Record set
--

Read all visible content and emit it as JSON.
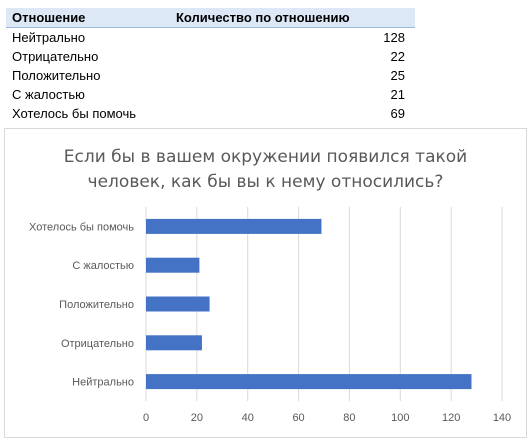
{
  "table": {
    "headers": [
      "Отношение",
      "Количество по отношению"
    ],
    "rows": [
      {
        "label": "Нейтрально",
        "value": "128"
      },
      {
        "label": "Отрицательно",
        "value": "22"
      },
      {
        "label": "Положительно",
        "value": "25"
      },
      {
        "label": "С жалостью",
        "value": "21"
      },
      {
        "label": "Хотелось бы помочь",
        "value": "69"
      }
    ]
  },
  "chart_data": {
    "type": "bar",
    "orientation": "horizontal",
    "title_line1": "Если бы в вашем окружении появился такой",
    "title_line2": "человек, как бы вы к нему относились?",
    "categories": [
      "Хотелось бы помочь",
      "С жалостью",
      "Положительно",
      "Отрицательно",
      "Нейтрально"
    ],
    "values": [
      69,
      21,
      25,
      22,
      128
    ],
    "xlim": [
      0,
      140
    ],
    "xticks": [
      "0",
      "20",
      "40",
      "60",
      "80",
      "100",
      "120",
      "140"
    ],
    "grid": true,
    "bar_color": "#4472c4"
  }
}
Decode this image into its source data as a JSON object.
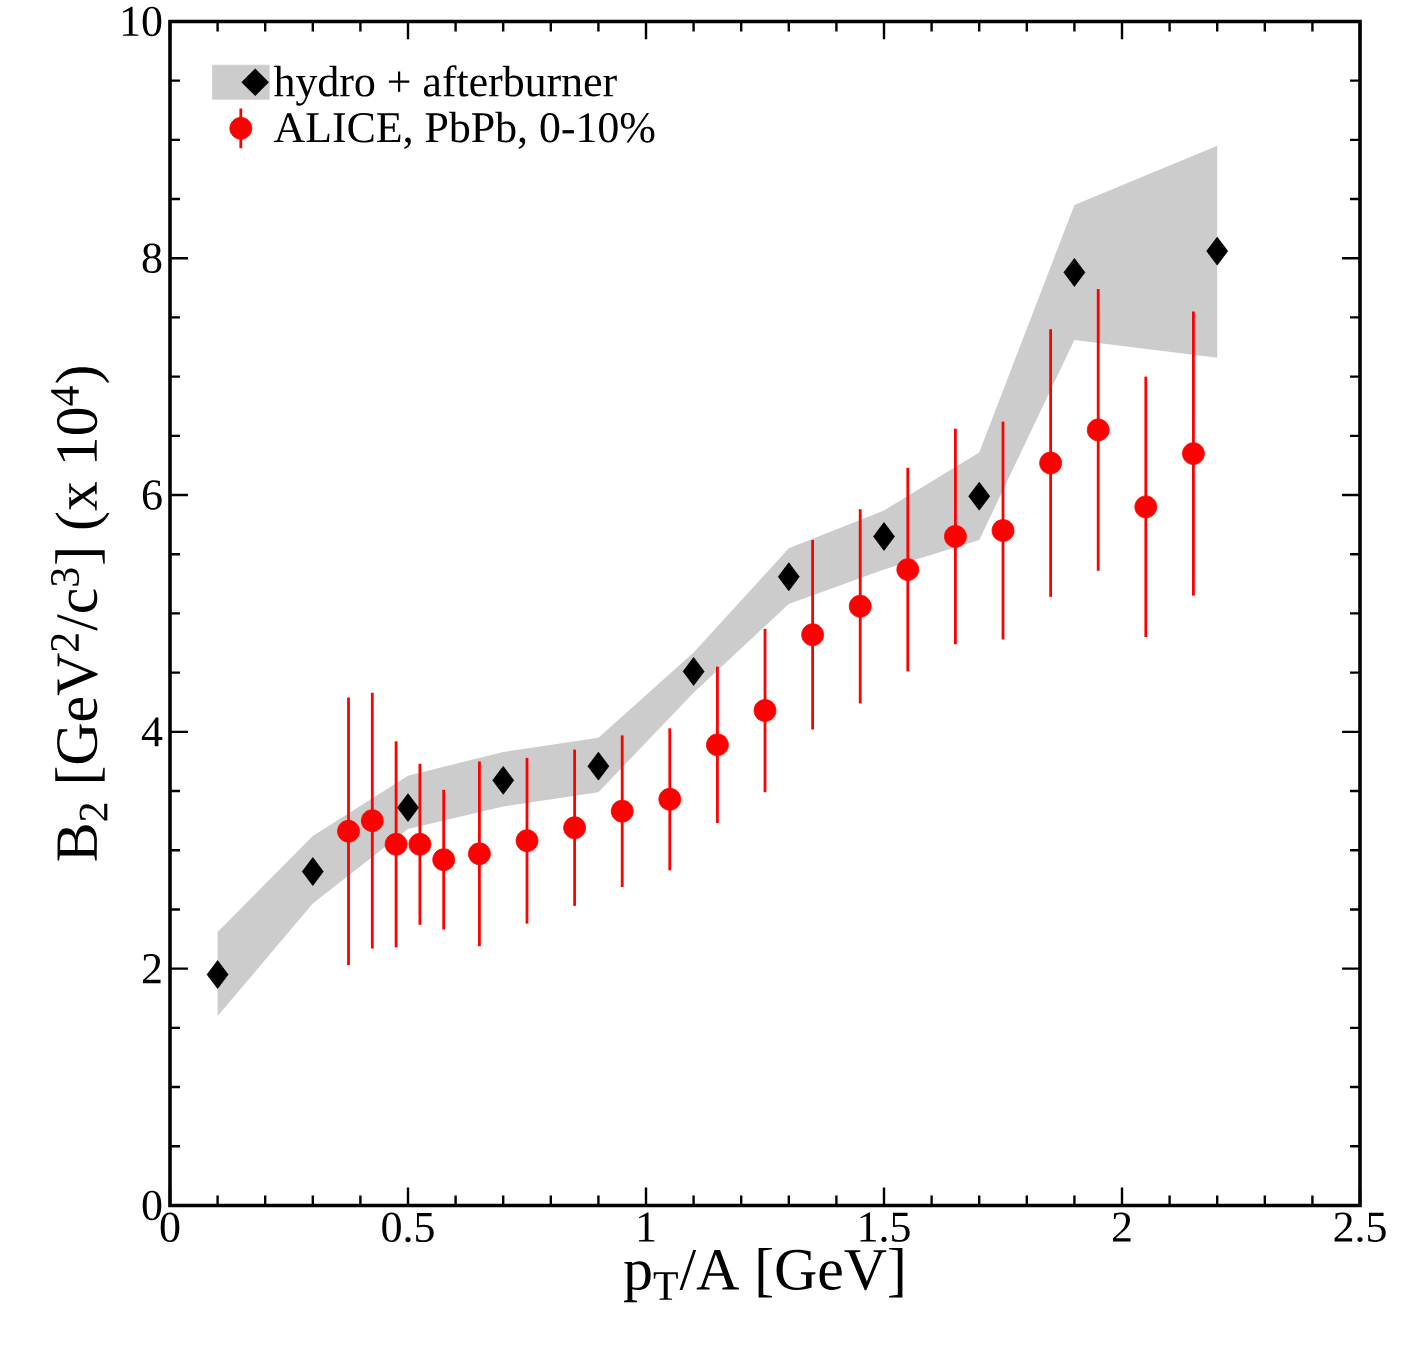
{
  "chart_data": {
    "type": "scatter",
    "xlabel": "p$_{T}$/A [GeV]",
    "ylabel": "B$_{2}$ [GeV$^{2}$/c$^{3}$] (x 10$^{4}$)",
    "xlim": [
      0,
      2.5
    ],
    "xticks": [
      0,
      0.5,
      1,
      1.5,
      2,
      2.5
    ],
    "ylim": [
      0,
      10
    ],
    "yticks": [
      0,
      2,
      4,
      6,
      8,
      10
    ],
    "legend": "top left",
    "grid": false,
    "series": [
      {
        "name": "hydro + afterburner",
        "color": "#000000",
        "marker": "diamond",
        "x": [
          0.1,
          0.3,
          0.5,
          0.7,
          0.9,
          1.1,
          1.3,
          1.5,
          1.7,
          1.9,
          2.2
        ],
        "values": [
          1.95,
          2.82,
          3.36,
          3.59,
          3.71,
          4.51,
          5.31,
          5.65,
          5.99,
          7.88,
          8.06
        ],
        "lower": [
          1.6,
          2.55,
          3.18,
          3.37,
          3.49,
          4.33,
          5.08,
          5.37,
          5.62,
          7.31,
          7.16
        ],
        "upper": [
          2.31,
          3.12,
          3.63,
          3.83,
          3.95,
          4.67,
          5.55,
          5.87,
          6.36,
          8.45,
          8.95
        ]
      },
      {
        "name": "ALICE, PbPb, 0-10%",
        "color": "#ff0000",
        "marker": "circle",
        "x": [
          0.375,
          0.425,
          0.475,
          0.525,
          0.575,
          0.65,
          0.75,
          0.85,
          0.95,
          1.05,
          1.15,
          1.25,
          1.35,
          1.45,
          1.55,
          1.65,
          1.75,
          1.85,
          1.95,
          2.05,
          2.15
        ],
        "values": [
          3.16,
          3.25,
          3.05,
          3.05,
          2.92,
          2.97,
          3.08,
          3.19,
          3.33,
          3.43,
          3.89,
          4.18,
          4.82,
          5.06,
          5.37,
          5.65,
          5.7,
          6.27,
          6.55,
          5.9,
          6.35
        ],
        "errors": [
          1.13,
          1.08,
          0.87,
          0.68,
          0.59,
          0.78,
          0.7,
          0.66,
          0.64,
          0.6,
          0.66,
          0.69,
          0.8,
          0.82,
          0.86,
          0.91,
          0.92,
          1.13,
          1.19,
          1.1,
          1.2
        ]
      }
    ]
  }
}
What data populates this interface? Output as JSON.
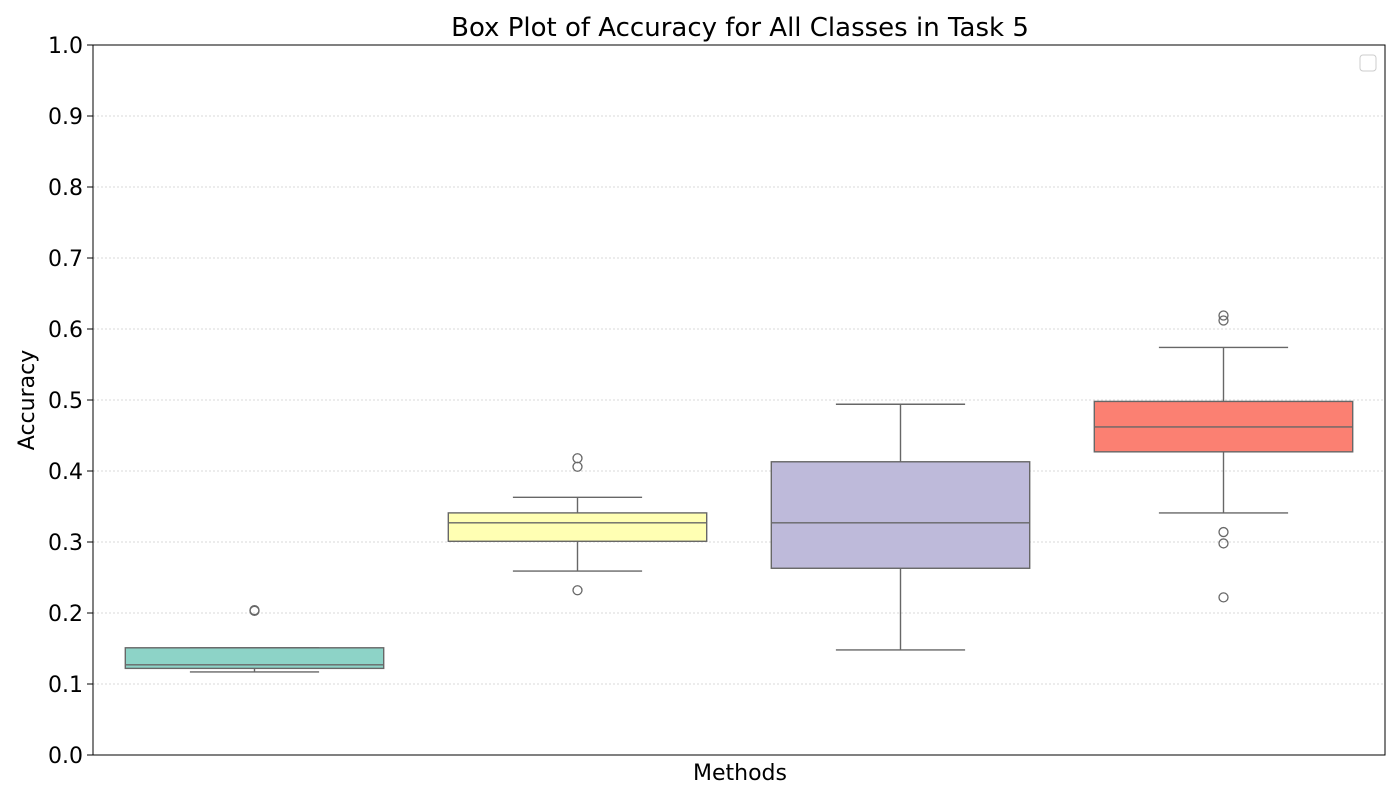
{
  "chart_data": {
    "type": "box",
    "title": "Box Plot of Accuracy for All Classes in Task 5",
    "xlabel": "Methods",
    "ylabel": "Accuracy",
    "ylim": [
      0.0,
      1.0
    ],
    "yticks": [
      "0.0",
      "0.1",
      "0.2",
      "0.3",
      "0.4",
      "0.5",
      "0.6",
      "0.7",
      "0.8",
      "0.9",
      "1.0"
    ],
    "grid": "y-dotted",
    "legend": {
      "placement": "top-right",
      "entries": []
    },
    "boxes": [
      {
        "whisker_low": 0.117,
        "q1": 0.122,
        "median": 0.127,
        "q3": 0.151,
        "whisker_high": 0.151,
        "outliers": [
          0.203,
          0.204
        ],
        "color": "#8dd3c7"
      },
      {
        "whisker_low": 0.259,
        "q1": 0.301,
        "median": 0.327,
        "q3": 0.341,
        "whisker_high": 0.363,
        "outliers": [
          0.232,
          0.406,
          0.418
        ],
        "color": "#ffffb3"
      },
      {
        "whisker_low": 0.148,
        "q1": 0.263,
        "median": 0.327,
        "q3": 0.413,
        "whisker_high": 0.494,
        "outliers": [],
        "color": "#bebada"
      },
      {
        "whisker_low": 0.341,
        "q1": 0.427,
        "median": 0.462,
        "q3": 0.498,
        "whisker_high": 0.574,
        "outliers": [
          0.222,
          0.298,
          0.314,
          0.612,
          0.619
        ],
        "color": "#fb8072"
      }
    ]
  }
}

--

The exercise
Identify the lines of the data that contain the word "this". Copy each of them.

Task response
Decode this image into its source data as a JSON object.
What data populates this interface? Output as JSON.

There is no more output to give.